§ TASK BRIEF: Word for word, restate every line of the listing that follows.

§ ENTRIES:
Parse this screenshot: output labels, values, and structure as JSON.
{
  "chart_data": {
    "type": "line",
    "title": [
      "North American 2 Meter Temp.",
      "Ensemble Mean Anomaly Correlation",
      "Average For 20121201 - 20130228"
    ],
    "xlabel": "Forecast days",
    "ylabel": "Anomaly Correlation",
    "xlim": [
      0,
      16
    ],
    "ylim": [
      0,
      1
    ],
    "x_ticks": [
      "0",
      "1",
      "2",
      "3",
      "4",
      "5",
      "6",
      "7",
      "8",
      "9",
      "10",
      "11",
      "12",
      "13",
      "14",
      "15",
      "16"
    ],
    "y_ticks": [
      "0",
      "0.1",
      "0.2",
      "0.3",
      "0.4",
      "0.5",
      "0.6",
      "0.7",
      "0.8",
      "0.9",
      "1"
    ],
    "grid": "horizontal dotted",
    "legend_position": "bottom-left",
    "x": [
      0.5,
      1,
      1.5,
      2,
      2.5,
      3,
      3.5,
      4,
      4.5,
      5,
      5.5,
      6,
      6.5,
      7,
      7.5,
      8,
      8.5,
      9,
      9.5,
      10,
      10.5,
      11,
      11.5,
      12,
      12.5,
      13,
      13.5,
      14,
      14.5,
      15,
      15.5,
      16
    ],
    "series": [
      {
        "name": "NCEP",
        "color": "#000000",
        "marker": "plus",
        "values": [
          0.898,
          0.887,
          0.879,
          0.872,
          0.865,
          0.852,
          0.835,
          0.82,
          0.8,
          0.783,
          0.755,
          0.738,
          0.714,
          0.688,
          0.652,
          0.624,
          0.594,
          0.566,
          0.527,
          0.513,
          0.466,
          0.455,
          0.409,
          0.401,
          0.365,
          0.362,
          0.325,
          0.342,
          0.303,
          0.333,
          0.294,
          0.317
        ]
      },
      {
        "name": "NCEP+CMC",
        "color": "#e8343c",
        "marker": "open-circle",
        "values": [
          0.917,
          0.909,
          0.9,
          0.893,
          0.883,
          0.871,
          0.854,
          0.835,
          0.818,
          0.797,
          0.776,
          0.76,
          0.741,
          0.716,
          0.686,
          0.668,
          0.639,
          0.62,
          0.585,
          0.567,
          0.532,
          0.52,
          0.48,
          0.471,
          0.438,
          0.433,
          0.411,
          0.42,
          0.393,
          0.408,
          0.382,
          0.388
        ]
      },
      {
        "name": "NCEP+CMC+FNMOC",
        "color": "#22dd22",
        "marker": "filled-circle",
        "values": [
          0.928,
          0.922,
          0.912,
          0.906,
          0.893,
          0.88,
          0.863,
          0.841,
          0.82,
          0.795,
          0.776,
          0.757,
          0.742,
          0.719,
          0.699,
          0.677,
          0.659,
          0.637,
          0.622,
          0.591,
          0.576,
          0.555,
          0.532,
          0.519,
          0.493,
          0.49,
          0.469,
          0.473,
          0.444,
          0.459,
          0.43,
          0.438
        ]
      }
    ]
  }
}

§ RESULT OF THIS TASK:
Parse this screenshot: output labels, values, and structure as JSON.
{
  "chart_data": {
    "type": "line",
    "title": [
      "North American 2 Meter Temp.",
      "Ensemble Mean Anomaly Correlation",
      "Average For 20121201 - 20130228"
    ],
    "xlabel": "Forecast days",
    "ylabel": "Anomaly Correlation",
    "xlim": [
      0,
      16
    ],
    "ylim": [
      0,
      1
    ],
    "x_ticks": [
      "0",
      "1",
      "2",
      "3",
      "4",
      "5",
      "6",
      "7",
      "8",
      "9",
      "10",
      "11",
      "12",
      "13",
      "14",
      "15",
      "16"
    ],
    "y_ticks": [
      "0",
      "0.1",
      "0.2",
      "0.3",
      "0.4",
      "0.5",
      "0.6",
      "0.7",
      "0.8",
      "0.9",
      "1"
    ],
    "grid": "horizontal dotted",
    "legend_position": "bottom-left",
    "x": [
      0.5,
      1,
      1.5,
      2,
      2.5,
      3,
      3.5,
      4,
      4.5,
      5,
      5.5,
      6,
      6.5,
      7,
      7.5,
      8,
      8.5,
      9,
      9.5,
      10,
      10.5,
      11,
      11.5,
      12,
      12.5,
      13,
      13.5,
      14,
      14.5,
      15,
      15.5,
      16
    ],
    "series": [
      {
        "name": "NCEP",
        "color": "#000000",
        "marker": "plus",
        "values": [
          0.898,
          0.887,
          0.879,
          0.872,
          0.865,
          0.852,
          0.835,
          0.82,
          0.8,
          0.783,
          0.755,
          0.738,
          0.714,
          0.688,
          0.652,
          0.624,
          0.594,
          0.566,
          0.527,
          0.513,
          0.466,
          0.455,
          0.409,
          0.401,
          0.365,
          0.362,
          0.325,
          0.342,
          0.303,
          0.333,
          0.294,
          0.317
        ]
      },
      {
        "name": "NCEP+CMC",
        "color": "#e8343c",
        "marker": "open-circle",
        "values": [
          0.917,
          0.909,
          0.9,
          0.893,
          0.883,
          0.871,
          0.854,
          0.835,
          0.818,
          0.797,
          0.776,
          0.76,
          0.741,
          0.716,
          0.686,
          0.668,
          0.639,
          0.62,
          0.585,
          0.567,
          0.532,
          0.52,
          0.48,
          0.471,
          0.438,
          0.433,
          0.411,
          0.42,
          0.393,
          0.408,
          0.382,
          0.388
        ]
      },
      {
        "name": "NCEP+CMC+FNMOC",
        "color": "#22dd22",
        "marker": "filled-circle",
        "values": [
          0.928,
          0.922,
          0.912,
          0.906,
          0.893,
          0.88,
          0.863,
          0.841,
          0.82,
          0.795,
          0.776,
          0.757,
          0.742,
          0.719,
          0.699,
          0.677,
          0.659,
          0.637,
          0.622,
          0.591,
          0.576,
          0.555,
          0.532,
          0.519,
          0.493,
          0.49,
          0.469,
          0.473,
          0.444,
          0.459,
          0.43,
          0.438
        ]
      }
    ]
  }
}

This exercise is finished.